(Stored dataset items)
__________________________________________________
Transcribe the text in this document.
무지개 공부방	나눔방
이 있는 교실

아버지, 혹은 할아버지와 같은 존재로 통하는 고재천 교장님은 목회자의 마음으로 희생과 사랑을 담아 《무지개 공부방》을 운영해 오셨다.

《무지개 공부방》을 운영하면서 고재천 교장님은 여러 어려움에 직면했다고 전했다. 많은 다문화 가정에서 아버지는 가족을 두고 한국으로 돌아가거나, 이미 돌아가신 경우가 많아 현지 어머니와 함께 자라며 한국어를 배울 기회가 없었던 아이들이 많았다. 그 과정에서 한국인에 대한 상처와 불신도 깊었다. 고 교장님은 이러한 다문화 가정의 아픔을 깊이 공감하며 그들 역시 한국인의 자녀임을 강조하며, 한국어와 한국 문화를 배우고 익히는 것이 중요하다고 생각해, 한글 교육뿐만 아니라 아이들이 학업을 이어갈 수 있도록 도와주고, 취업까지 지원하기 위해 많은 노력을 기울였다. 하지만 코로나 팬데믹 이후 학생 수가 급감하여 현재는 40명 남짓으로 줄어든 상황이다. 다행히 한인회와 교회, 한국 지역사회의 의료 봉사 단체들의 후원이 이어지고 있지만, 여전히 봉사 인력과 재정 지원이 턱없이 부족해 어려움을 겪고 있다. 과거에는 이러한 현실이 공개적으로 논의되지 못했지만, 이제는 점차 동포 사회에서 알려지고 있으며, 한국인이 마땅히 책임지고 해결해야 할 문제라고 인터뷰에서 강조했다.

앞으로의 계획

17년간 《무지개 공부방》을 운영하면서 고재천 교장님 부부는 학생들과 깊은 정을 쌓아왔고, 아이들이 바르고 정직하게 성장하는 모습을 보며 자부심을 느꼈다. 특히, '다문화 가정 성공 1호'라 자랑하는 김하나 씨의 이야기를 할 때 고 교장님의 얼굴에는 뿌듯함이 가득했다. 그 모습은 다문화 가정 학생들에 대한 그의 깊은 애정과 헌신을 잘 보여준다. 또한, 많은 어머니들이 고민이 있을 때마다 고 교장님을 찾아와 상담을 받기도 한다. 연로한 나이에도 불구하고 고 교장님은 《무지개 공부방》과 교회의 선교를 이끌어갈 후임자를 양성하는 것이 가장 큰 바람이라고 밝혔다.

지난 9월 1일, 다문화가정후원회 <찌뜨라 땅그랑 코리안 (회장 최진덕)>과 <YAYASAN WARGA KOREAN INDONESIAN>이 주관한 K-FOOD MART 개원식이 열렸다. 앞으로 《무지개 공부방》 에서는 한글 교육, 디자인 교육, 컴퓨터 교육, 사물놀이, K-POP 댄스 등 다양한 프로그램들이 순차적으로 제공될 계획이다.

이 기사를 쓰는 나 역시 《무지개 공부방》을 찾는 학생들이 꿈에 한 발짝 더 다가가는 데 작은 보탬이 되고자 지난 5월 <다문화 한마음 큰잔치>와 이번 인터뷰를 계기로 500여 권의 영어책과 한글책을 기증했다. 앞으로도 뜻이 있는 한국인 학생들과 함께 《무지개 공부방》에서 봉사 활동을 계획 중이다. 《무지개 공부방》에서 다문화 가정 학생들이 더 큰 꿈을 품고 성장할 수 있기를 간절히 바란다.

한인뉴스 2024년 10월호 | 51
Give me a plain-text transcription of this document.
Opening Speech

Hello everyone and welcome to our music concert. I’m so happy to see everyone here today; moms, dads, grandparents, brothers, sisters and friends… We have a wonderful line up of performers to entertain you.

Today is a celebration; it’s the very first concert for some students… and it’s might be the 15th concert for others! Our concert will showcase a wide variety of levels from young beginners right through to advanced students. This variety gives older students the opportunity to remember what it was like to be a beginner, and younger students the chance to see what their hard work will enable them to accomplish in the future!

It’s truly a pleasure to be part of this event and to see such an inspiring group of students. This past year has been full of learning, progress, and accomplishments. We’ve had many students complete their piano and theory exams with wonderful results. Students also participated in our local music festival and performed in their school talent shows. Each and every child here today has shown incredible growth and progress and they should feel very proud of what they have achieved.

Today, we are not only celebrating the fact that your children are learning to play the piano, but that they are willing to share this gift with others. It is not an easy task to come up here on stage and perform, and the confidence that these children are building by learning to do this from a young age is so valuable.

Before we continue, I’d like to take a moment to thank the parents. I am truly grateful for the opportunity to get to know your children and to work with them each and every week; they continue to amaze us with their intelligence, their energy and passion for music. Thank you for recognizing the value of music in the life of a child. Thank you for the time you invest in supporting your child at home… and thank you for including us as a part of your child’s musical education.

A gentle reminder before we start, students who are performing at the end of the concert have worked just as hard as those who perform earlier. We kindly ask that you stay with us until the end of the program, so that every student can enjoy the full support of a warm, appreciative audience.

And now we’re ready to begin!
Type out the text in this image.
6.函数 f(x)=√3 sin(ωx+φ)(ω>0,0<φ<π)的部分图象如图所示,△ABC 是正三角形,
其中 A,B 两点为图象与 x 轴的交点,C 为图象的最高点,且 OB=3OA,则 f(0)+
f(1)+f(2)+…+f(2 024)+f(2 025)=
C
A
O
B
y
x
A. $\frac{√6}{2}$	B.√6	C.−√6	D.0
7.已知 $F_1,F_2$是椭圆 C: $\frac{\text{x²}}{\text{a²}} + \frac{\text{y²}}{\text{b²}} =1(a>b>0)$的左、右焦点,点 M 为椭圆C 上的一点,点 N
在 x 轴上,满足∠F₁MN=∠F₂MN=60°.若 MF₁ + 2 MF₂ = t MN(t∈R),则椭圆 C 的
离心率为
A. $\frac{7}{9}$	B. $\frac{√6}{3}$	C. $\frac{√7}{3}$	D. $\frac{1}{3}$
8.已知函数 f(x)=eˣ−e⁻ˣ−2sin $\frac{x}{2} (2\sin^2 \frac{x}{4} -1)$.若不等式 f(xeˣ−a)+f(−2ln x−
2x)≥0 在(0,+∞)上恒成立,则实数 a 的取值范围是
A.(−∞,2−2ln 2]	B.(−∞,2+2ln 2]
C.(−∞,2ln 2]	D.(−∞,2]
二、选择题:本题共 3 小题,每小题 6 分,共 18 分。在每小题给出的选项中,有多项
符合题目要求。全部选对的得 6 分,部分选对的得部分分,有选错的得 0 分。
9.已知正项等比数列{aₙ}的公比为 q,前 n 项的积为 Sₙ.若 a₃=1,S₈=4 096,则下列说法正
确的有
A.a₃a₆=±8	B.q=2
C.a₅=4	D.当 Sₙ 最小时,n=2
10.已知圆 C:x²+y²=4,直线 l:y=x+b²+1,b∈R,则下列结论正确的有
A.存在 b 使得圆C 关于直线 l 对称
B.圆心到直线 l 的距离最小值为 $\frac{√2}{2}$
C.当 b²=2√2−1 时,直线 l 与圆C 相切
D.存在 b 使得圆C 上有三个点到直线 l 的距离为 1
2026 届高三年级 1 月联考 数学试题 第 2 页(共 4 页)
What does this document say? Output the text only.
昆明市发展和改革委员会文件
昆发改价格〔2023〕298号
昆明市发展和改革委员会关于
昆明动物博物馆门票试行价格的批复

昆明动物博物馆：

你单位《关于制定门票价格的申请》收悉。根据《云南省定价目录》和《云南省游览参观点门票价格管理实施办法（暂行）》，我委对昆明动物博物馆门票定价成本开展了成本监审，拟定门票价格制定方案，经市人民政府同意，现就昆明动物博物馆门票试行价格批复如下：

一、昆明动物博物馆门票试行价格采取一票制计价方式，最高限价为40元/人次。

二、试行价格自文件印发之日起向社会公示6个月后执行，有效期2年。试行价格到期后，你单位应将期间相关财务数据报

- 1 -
__________________________________________________
Aim » Copy out all of the data exactly, leaving nothing out.

Task solution »
Transcribe the text in this document.
무지개 공부방	나눔방
이 있는 교실

아버지, 혹은 할아버지와 같은 존재로 통하는 고재천 교장님은 목회자의 마음으로 희생과 사랑을 담아 《무지개 공부방》을 운영해 오셨다.

《무지개 공부방》을 운영하면서 고재천 교장님은 여러 어려움에 직면했다고 전했다. 많은 다문화 가정에서 아버지는 가족을 두고 한국으로 돌아가거나, 이미 돌아가신 경우가 많아 현지 어머니와 함께 자라며 한국어를 배울 기회가 없었던 아이들이 많았다. 그 과정에서 한국인에 대한 상처와 불신도 깊었다. 고 교장님은 이러한 다문화 가정의 아픔을 깊이 공감하며 그들 역시 한국인의 자녀임을 강조하며, 한국어와 한국 문화를 배우고 익히는 것이 중요하다고 생각해, 한글 교육뿐만 아니라 아이들이 학업을 이어갈 수 있도록 도와주고, 취업까지 지원하기 위해 많은 노력을 기울였다. 하지만 코로나 팬데믹 이후 학생 수가 급감하여 현재는 40명 남짓으로 줄어든 상황이다. 다행히 한인회와 교회, 한국 지역사회의 의료 봉사 단체들의 후원이 이어지고 있지만, 여전히 봉사 인력과 재정 지원이 턱없이 부족해 어려움을 겪고 있다. 과거에는 이러한 현실이 공개적으로 논의되지 못했지만, 이제는 점차 동포 사회에서 알려지고 있으며, 한국인이 마땅히 책임지고 해결해야 할 문제라고 인터뷰에서 강조했다.

앞으로의 계획

17년간 《무지개 공부방》을 운영하면서 고재천 교장님 부부는 학생들과 깊은 정을 쌓아왔고, 아이들이 바르고 정직하게 성장하는 모습을 보며 자부심을 느꼈다. 특히, '다문화 가정 성공 1호'라 자랑하는 김하나 씨의 이야기를 할 때 고 교장님의 얼굴에는 뿌듯함이 가득했다. 그 모습은 다문화 가정 학생들에 대한 그의 깊은 애정과 헌신을 잘 보여준다. 또한, 많은 어머니들이 고민이 있을 때마다 고 교장님을 찾아와 상담을 받기도 한다. 연로한 나이에도 불구하고 고 교장님은 《무지개 공부방》과 교회의 선교를 이끌어갈 후임자를 양성하는 것이 가장 큰 바람이라고 밝혔다.

지난 9월 1일, 다문화가정후원회 <찌뜨라 땅그랑 코리안 (회장 최진덕)>과 <YAYASAN WARGA KOREAN INDONESIAN>이 주관한 K-FOOD MART 개원식이 열렸다. 앞으로 《무지개 공부방》 에서는 한글 교육, 디자인 교육, 컴퓨터 교육, 사물놀이, K-POP 댄스 등 다양한 프로그램들이 순차적으로 제공될 계획이다.

이 기사를 쓰는 나 역시 《무지개 공부방》을 찾는 학생들이 꿈에 한 발짝 더 다가가는 데 작은 보탬이 되고자 지난 5월 <다문화 한마음 큰잔치>와 이번 인터뷰를 계기로 500여 권의 영어책과 한글책을 기증했다. 앞으로도 뜻이 있는 한국인 학생들과 함께 《무지개 공부방》에서 봉사 활동을 계획 중이다. 《무지개 공부방》에서 다문화 가정 학생들이 더 큰 꿈을 품고 성장할 수 있기를 간절히 바란다.

한인뉴스 2024년 10월호 | 51
Give me a plain-text transcription of this document.
Opening Speech

Hello everyone and welcome to our music concert. I’m so happy to see everyone here today; moms, dads, grandparents, brothers, sisters and friends… We have a wonderful line up of performers to entertain you.

Today is a celebration; it’s the very first concert for some students… and it’s might be the 15th concert for others! Our concert will showcase a wide variety of levels from young beginners right through to advanced students. This variety gives older students the opportunity to remember what it was like to be a beginner, and younger students the chance to see what their hard work will enable them to accomplish in the future!

It’s truly a pleasure to be part of this event and to see such an inspiring group of students. This past year has been full of learning, progress, and accomplishments. We’ve had many students complete their piano and theory exams with wonderful results. Students also participated in our local music festival and performed in their school talent shows. Each and every child here today has shown incredible growth and progress and they should feel very proud of what they have achieved.

Today, we are not only celebrating the fact that your children are learning to play the piano, but that they are willing to share this gift with others. It is not an easy task to come up here on stage and perform, and the confidence that these children are building by learning to do this from a young age is so valuable.

Before we continue, I’d like to take a moment to thank the parents. I am truly grateful for the opportunity to get to know your children and to work with them each and every week; they continue to amaze us with their intelligence, their energy and passion for music. Thank you for recognizing the value of music in the life of a child. Thank you for the time you invest in supporting your child at home… and thank you for including us as a part of your child’s musical education.

A gentle reminder before we start, students who are performing at the end of the concert have worked just as hard as those who perform earlier. We kindly ask that you stay with us until the end of the program, so that every student can enjoy the full support of a warm, appreciative audience.

And now we’re ready to begin!
Type out the text in this image.
6.函数 f(x)=√3 sin(ωx+φ)(ω>0,0<φ<π)的部分图象如图所示,△ABC 是正三角形,
其中 A,B 两点为图象与 x 轴的交点,C 为图象的最高点,且 OB=3OA,则 f(0)+
f(1)+f(2)+…+f(2 024)+f(2 025)=
C
A
O
B
y
x
A. $\frac{√6}{2}$	B.√6	C.−√6	D.0
7.已知 $F_1,F_2$是椭圆 C: $\frac{\text{x²}}{\text{a²}} + \frac{\text{y²}}{\text{b²}} =1(a>b>0)$的左、右焦点,点 M 为椭圆C 上的一点,点 N
在 x 轴上,满足∠F₁MN=∠F₂MN=60°.若 MF₁ + 2 MF₂ = t MN(t∈R),则椭圆 C 的
离心率为
A. $\frac{7}{9}$	B. $\frac{√6}{3}$	C. $\frac{√7}{3}$	D. $\frac{1}{3}$
8.已知函数 f(x)=eˣ−e⁻ˣ−2sin $\frac{x}{2} (2\sin^2 \frac{x}{4} -1)$.若不等式 f(xeˣ−a)+f(−2ln x−
2x)≥0 在(0,+∞)上恒成立,则实数 a 的取值范围是
A.(−∞,2−2ln 2]	B.(−∞,2+2ln 2]
C.(−∞,2ln 2]	D.(−∞,2]
二、选择题:本题共 3 小题,每小题 6 分,共 18 分。在每小题给出的选项中,有多项
符合题目要求。全部选对的得 6 分,部分选对的得部分分,有选错的得 0 分。
9.已知正项等比数列{aₙ}的公比为 q,前 n 项的积为 Sₙ.若 a₃=1,S₈=4 096,则下列说法正
确的有
A.a₃a₆=±8	B.q=2
C.a₅=4	D.当 Sₙ 最小时,n=2
10.已知圆 C:x²+y²=4,直线 l:y=x+b²+1,b∈R,则下列结论正确的有
A.存在 b 使得圆C 关于直线 l 对称
B.圆心到直线 l 的距离最小值为 $\frac{√2}{2}$
C.当 b²=2√2−1 时,直线 l 与圆C 相切
D.存在 b 使得圆C 上有三个点到直线 l 的距离为 1
2026 届高三年级 1 月联考 数学试题 第 2 页(共 4 页)
What does this document say? Output the text only.
昆明市发展和改革委员会文件
昆发改价格〔2023〕298号
昆明市发展和改革委员会关于
昆明动物博物馆门票试行价格的批复

昆明动物博物馆：

你单位《关于制定门票价格的申请》收悉。根据《云南省定价目录》和《云南省游览参观点门票价格管理实施办法（暂行）》，我委对昆明动物博物馆门票定价成本开展了成本监审，拟定门票价格制定方案，经市人民政府同意，现就昆明动物博物馆门票试行价格批复如下：

一、昆明动物博物馆门票试行价格采取一票制计价方式，最高限价为40元/人次。

二、试行价格自文件印发之日起向社会公示6个月后执行，有效期2年。试行价格到期后，你单位应将期间相关财务数据报

- 1 -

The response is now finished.